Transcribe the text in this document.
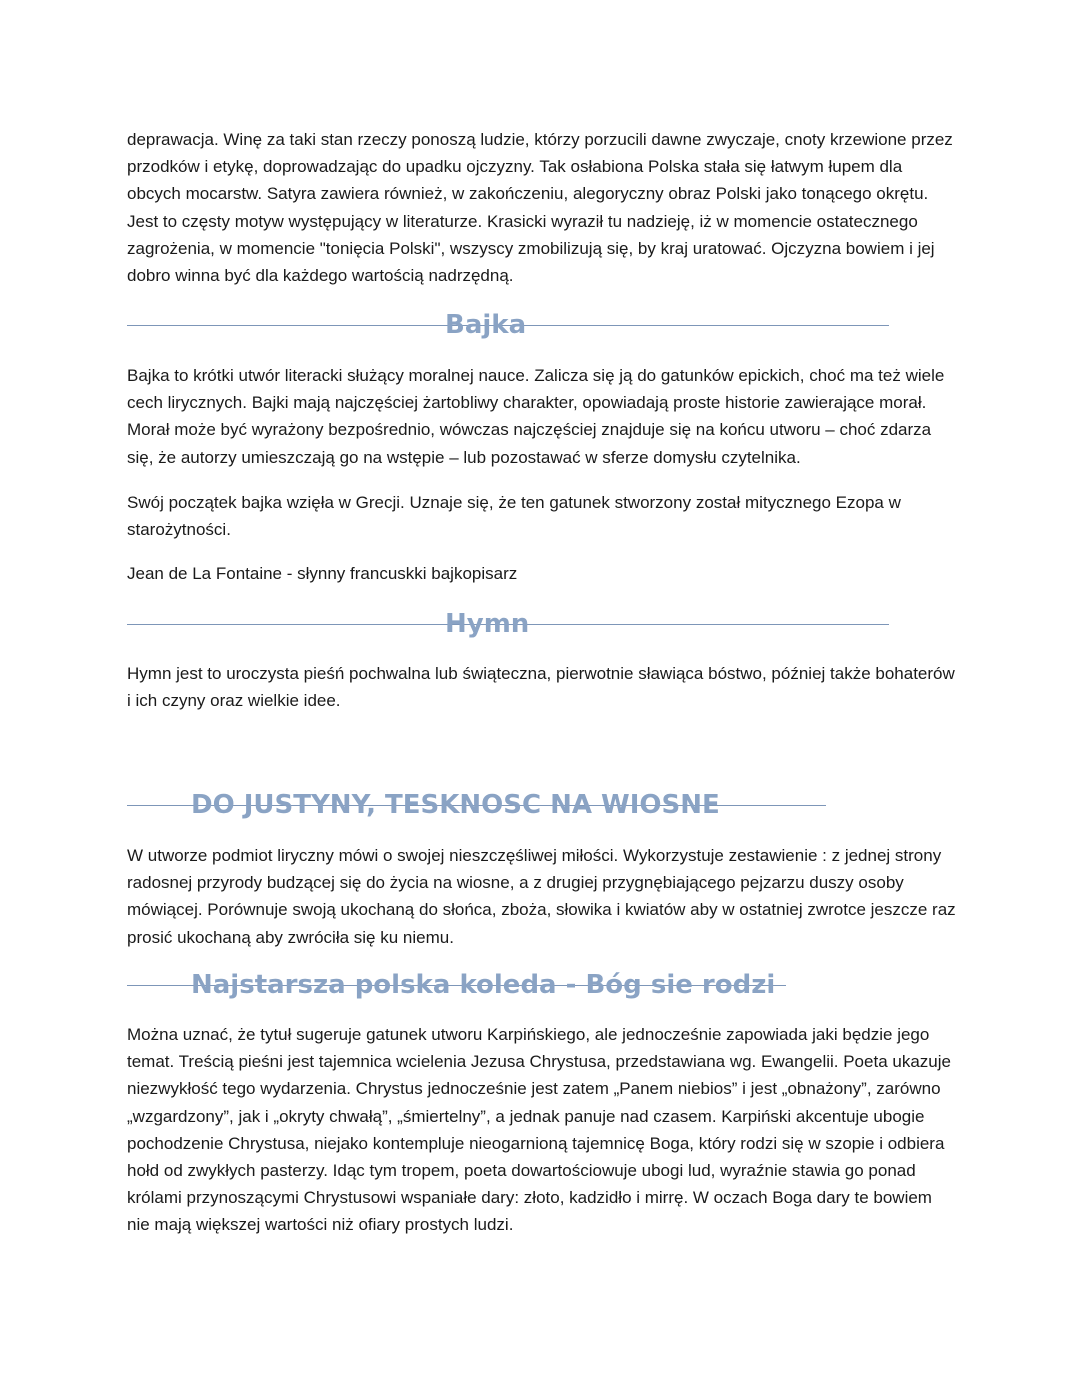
deprawacja. Winę za taki stan rzeczy ponoszą ludzie, którzy porzucili dawne zwyczaje, cnoty krzewione przez przodków i etykę, doprowadzając do upadku ojczyzny. Tak osłabiona Polska stała się łatwym łupem dla obcych mocarstw. Satyra zawiera również, w zakończeniu, alegoryczny obraz Polski jako tonącego okrętu. Jest to częsty motyw występujący w literaturze. Krasicki wyraził tu nadzieję, iż w momencie ostatecznego zagrożenia, w momencie "tonięcia Polski", wszyscy zmobilizują się, by kraj uratować. Ojczyzna bowiem i jej dobro winna być dla każdego wartością nadrzędną.

Bajka

Bajka to krótki utwór literacki służący moralnej nauce. Zalicza się ją do gatunków epickich, choć ma też wiele cech lirycznych. Bajki mają najczęściej żartobliwy charakter, opowiadają proste historie zawierające morał. Morał może być wyrażony bezpośrednio, wówczas najczęściej znajduje się na końcu utworu – choć zdarza się, że autorzy umieszczają go na wstępie – lub pozostawać w sferze domysłu czytelnika.

Swój początek bajka wzięła w Grecji. Uznaje się, że ten gatunek stworzony został mitycznego Ezopa w starożytności.

Jean de La Fontaine - słynny francuskki bajkopisarz

Hymn

Hymn jest to uroczysta pieśń pochwalna lub świąteczna, pierwotnie sławiąca bóstwo, później także bohaterów i ich czyny oraz wielkie idee.

DO JUSTYNY, TESKNOSC NA WIOSNE

W utworze podmiot liryczny mówi o swojej nieszczęśliwej miłości. Wykorzystuje zestawienie : z jednej strony radosnej przyrody budzącej się do życia na wiosne, a z drugiej przygnębiającego pejzarzu duszy osoby mówiącej. Porównuje swoją ukochaną do słońca, zboża, słowika i kwiatów aby w ostatniej zwrotce jeszcze raz prosić ukochaną aby zwróciła się ku niemu.

Najstarsza polska koleda - Bóg sie rodzi

Można uznać, że tytuł sugeruje gatunek utworu Karpińskiego, ale jednocześnie zapowiada jaki będzie jego temat. Treścią pieśni jest tajemnica wcielenia Jezusa Chrystusa, przedstawiana wg. Ewangelii. Poeta ukazuje niezwykłość tego wydarzenia. Chrystus jednocześnie jest zatem „Panem niebios” i jest „obnażony”, zarówno „wzgardzony”, jak i „okryty chwałą”, „śmiertelny”, a jednak panuje nad czasem. Karpiński akcentuje ubogie pochodzenie Chrystusa, niejako kontempluje nieogarnioną tajemnicę Boga, który rodzi się w szopie i odbiera hołd od zwykłych pasterzy. Idąc tym tropem, poeta dowartościowuje ubogi lud, wyraźnie stawia go ponad królami przynoszącymi Chrystusowi wspaniałe dary: złoto, kadzidło i mirrę. W oczach Boga dary te bowiem nie mają większej wartości niż ofiary prostych ludzi.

*CHALLENGE*. List each line of the entries that holds the string "Hymn".

*FULL OUTPUT*.
Hymn
Hymn jest to uroczysta pieśń pochwalna lub świąteczna, pierwotnie sławiąca bóstwo, później także bohaterów i ich czyny oraz wielkie idee.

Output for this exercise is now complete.